## [Exercise details]
Note each line where "animals" appears, and copy it.

## [Data shown]
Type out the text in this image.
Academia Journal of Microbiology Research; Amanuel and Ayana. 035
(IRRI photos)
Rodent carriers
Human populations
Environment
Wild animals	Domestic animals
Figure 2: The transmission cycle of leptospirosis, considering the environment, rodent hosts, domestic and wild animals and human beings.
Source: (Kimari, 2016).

## [Answer for this exercise]
Wild animals	Domestic animals
Figure 2: The transmission cycle of leptospirosis, considering the environment, rodent hosts, domestic and wild animals and human beings.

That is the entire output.